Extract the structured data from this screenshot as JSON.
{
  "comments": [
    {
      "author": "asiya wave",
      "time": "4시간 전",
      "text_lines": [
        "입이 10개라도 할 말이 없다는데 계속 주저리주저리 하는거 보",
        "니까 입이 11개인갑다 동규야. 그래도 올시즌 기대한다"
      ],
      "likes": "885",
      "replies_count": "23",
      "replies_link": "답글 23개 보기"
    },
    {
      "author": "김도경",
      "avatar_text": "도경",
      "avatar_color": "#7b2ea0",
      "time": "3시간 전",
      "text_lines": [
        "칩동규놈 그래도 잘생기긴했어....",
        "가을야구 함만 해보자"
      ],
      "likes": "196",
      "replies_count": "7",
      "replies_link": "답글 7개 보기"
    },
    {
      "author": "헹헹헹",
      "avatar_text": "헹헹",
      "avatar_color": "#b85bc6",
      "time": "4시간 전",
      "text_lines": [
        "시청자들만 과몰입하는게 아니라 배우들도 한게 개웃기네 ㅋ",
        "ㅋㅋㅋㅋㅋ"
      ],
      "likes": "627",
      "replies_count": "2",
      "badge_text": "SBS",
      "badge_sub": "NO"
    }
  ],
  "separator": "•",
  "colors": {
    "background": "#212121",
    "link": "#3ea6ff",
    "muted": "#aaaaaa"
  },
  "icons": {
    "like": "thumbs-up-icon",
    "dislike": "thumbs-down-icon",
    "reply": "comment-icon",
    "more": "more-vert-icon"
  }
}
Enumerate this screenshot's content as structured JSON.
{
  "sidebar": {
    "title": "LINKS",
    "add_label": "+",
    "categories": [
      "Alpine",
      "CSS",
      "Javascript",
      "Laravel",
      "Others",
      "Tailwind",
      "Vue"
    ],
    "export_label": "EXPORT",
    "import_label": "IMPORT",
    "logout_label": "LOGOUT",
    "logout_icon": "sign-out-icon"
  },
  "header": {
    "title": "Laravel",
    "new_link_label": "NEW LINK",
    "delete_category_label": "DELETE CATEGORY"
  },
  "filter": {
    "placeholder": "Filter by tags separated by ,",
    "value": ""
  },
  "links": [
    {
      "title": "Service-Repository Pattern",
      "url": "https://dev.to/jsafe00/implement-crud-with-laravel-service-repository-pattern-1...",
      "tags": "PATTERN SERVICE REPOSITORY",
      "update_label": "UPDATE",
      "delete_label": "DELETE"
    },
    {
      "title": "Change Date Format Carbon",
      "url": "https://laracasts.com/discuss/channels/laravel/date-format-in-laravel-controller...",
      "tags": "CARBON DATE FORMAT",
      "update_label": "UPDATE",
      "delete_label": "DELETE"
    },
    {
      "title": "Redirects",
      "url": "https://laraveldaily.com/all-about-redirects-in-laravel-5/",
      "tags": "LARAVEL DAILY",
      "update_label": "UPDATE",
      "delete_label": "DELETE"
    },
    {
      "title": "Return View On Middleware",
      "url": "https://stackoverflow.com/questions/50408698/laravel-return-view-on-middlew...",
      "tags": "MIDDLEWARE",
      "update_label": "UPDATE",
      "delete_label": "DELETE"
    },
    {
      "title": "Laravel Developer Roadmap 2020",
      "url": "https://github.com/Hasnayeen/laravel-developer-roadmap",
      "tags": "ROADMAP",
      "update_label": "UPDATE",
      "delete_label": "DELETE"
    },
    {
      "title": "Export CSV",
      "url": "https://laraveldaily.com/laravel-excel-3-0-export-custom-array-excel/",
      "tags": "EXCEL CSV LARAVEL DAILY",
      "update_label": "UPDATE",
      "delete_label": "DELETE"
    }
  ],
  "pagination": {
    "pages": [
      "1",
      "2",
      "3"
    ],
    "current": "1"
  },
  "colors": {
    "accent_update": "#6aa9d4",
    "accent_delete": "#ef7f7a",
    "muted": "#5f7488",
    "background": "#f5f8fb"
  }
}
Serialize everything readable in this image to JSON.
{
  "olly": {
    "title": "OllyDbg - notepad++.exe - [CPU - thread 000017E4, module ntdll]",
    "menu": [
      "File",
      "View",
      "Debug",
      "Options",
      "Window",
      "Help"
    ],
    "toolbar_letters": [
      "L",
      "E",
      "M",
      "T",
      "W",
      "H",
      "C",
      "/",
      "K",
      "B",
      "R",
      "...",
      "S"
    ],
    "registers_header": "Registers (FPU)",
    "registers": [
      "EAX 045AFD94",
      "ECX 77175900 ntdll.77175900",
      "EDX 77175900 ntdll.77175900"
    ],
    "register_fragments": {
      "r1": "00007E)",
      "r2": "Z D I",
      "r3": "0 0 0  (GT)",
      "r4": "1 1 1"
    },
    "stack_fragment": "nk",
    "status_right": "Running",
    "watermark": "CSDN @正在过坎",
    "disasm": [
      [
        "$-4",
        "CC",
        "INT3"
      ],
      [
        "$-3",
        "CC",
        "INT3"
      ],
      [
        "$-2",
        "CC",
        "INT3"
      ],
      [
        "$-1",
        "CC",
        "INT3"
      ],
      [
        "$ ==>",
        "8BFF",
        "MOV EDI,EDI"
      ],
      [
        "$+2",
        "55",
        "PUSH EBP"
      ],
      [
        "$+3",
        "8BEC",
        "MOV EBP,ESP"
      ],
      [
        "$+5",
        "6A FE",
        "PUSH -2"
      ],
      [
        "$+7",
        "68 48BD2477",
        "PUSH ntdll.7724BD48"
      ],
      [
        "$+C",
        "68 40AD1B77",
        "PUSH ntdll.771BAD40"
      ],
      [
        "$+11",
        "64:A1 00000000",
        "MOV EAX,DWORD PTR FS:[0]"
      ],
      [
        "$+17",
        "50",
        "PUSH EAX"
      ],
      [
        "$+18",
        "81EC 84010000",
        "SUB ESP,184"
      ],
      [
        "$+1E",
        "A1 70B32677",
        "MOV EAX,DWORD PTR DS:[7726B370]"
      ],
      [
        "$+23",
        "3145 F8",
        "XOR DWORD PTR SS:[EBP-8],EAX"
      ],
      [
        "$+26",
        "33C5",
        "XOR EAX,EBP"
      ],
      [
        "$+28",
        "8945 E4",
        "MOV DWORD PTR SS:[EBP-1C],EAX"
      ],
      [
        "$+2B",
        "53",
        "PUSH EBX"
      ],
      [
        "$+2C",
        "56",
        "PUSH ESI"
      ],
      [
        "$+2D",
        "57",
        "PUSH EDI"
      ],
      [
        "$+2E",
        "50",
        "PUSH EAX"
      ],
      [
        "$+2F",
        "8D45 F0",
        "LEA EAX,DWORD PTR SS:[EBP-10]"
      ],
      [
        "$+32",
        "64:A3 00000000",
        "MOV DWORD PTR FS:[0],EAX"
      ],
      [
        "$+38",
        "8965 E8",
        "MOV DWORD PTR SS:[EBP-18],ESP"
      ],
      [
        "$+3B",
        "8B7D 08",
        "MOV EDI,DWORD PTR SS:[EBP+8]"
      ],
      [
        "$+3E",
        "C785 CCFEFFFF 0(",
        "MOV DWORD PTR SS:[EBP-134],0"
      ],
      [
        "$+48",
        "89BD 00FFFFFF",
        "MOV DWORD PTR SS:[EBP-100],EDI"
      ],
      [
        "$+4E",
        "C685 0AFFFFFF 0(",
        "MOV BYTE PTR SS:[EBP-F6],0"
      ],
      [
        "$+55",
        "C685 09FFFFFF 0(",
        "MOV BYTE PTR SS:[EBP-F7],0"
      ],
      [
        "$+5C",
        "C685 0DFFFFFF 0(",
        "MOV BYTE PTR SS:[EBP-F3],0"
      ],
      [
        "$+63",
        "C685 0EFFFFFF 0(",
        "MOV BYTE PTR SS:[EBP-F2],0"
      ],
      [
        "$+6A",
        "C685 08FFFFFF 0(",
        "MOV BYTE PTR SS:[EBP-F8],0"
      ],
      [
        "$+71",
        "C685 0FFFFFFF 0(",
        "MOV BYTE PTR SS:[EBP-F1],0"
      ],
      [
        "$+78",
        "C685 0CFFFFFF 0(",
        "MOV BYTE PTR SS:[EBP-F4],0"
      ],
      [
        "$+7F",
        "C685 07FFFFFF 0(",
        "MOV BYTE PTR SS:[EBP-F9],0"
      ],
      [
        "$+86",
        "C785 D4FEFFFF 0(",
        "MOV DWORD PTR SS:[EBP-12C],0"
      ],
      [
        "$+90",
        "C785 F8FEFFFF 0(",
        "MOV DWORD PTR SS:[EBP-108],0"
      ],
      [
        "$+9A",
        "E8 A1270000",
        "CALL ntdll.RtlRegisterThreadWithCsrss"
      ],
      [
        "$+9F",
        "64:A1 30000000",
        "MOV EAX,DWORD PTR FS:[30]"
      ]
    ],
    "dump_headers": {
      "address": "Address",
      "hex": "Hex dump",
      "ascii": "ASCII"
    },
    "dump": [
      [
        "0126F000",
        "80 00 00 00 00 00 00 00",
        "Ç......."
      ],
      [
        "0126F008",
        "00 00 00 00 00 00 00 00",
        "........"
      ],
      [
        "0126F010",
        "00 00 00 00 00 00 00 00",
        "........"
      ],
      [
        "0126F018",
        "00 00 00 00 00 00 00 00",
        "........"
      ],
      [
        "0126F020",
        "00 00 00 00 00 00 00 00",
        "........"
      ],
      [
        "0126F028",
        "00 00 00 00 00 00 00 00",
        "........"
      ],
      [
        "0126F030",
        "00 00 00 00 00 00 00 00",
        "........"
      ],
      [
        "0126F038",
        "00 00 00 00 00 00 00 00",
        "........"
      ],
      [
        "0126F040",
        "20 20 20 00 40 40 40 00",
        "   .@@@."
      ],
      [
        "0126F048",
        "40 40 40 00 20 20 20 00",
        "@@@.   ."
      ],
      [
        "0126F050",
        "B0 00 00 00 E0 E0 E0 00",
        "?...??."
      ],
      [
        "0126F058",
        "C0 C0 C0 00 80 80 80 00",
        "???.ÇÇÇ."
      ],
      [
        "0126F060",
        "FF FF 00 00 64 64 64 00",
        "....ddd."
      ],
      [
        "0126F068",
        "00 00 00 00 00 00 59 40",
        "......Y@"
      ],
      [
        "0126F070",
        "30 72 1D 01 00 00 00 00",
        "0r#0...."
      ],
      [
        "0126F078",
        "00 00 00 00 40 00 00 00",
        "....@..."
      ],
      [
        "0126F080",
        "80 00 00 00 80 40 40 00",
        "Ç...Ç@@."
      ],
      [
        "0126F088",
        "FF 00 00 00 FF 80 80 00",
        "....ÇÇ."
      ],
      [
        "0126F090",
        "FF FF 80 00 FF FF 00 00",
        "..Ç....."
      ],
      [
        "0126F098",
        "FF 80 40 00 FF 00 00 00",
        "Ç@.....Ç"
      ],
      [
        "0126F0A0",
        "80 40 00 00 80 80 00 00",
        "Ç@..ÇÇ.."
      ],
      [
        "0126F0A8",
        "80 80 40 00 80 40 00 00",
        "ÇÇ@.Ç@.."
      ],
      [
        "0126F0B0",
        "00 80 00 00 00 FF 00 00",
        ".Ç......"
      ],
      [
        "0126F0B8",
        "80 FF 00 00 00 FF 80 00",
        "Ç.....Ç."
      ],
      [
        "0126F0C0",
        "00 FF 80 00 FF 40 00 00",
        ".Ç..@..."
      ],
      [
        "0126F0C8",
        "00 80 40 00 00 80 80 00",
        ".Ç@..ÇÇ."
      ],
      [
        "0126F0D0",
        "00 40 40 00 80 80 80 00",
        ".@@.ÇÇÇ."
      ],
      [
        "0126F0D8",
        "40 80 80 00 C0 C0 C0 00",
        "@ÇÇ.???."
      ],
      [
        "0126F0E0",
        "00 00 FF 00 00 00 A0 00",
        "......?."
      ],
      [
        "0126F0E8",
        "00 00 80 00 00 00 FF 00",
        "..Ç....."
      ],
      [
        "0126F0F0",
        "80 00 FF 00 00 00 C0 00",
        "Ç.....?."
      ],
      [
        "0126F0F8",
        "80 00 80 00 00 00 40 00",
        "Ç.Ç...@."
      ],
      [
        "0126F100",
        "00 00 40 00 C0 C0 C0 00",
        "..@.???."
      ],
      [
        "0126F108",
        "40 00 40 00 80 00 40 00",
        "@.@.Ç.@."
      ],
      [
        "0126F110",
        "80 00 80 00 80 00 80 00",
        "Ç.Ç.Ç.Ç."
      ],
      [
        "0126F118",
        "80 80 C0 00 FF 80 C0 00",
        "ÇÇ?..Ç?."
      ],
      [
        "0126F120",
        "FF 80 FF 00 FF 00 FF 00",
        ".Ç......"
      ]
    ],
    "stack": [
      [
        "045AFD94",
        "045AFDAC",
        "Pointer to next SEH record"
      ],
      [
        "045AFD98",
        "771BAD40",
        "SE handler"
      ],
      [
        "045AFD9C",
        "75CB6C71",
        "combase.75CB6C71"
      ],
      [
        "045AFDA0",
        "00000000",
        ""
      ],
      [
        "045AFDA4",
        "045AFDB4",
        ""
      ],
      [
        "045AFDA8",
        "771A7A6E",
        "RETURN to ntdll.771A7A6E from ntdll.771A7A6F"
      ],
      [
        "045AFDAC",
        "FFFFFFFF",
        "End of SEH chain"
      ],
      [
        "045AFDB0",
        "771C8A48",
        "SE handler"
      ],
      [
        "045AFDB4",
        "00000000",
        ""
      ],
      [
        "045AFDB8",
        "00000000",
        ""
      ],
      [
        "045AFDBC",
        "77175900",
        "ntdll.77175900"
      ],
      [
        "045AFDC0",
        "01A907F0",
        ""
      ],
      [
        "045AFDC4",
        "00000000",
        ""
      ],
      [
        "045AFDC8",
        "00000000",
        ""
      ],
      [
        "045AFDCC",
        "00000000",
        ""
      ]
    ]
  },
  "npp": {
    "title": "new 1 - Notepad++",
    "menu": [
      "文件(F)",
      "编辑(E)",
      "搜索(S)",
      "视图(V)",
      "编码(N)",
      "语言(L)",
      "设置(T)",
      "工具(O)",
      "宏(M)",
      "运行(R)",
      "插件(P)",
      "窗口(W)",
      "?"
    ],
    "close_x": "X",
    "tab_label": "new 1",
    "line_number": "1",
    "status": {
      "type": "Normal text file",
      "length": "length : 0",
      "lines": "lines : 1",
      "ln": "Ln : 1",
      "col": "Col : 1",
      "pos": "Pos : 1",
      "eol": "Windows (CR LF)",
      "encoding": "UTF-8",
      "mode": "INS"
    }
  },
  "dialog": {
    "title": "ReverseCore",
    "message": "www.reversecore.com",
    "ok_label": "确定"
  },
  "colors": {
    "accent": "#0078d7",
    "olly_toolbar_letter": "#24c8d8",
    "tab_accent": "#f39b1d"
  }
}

- Exercise
Where a line in the entries holds "laraveldaily", copy that line.

- Written answer
      "url": "https://laraveldaily.com/all-about-redirects-in-laravel-5/",
      "url": "https://laraveldaily.com/laravel-excel-3-0-export-custom-array-excel/",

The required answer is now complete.